Recorded data
..............................

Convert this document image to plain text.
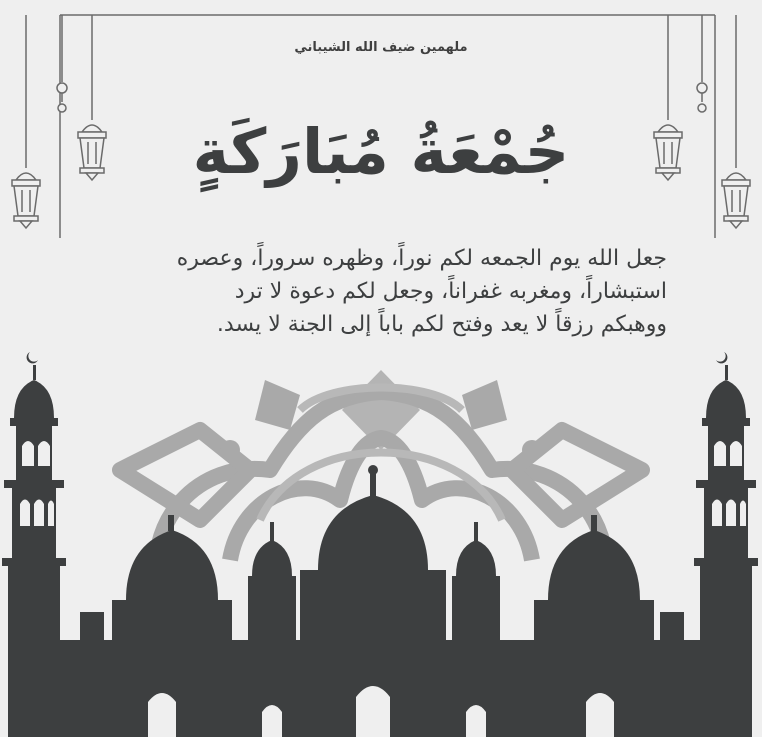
ملهمين ضيف الله الشيباني
جُمْعَةُ مُبَارَكَةٍ

جعل الله يوم الجمعه لكم نوراً، وظهره سروراً، وعصره

استبشاراً، ومغربه غفراناً، وجعل لكم دعوة لا ترد

ووهبكم رزقاً لا يعد وفتح لكم باباً إلى الجنة لا يسد.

..............................

• [Aim]:
Select every line above that contains the word "الله", and copy it.

• [Result of the exercise]:
ملهمين ضيف الله الشيباني
جعل الله يوم الجمعه لكم نوراً، وظهره سروراً، وعصره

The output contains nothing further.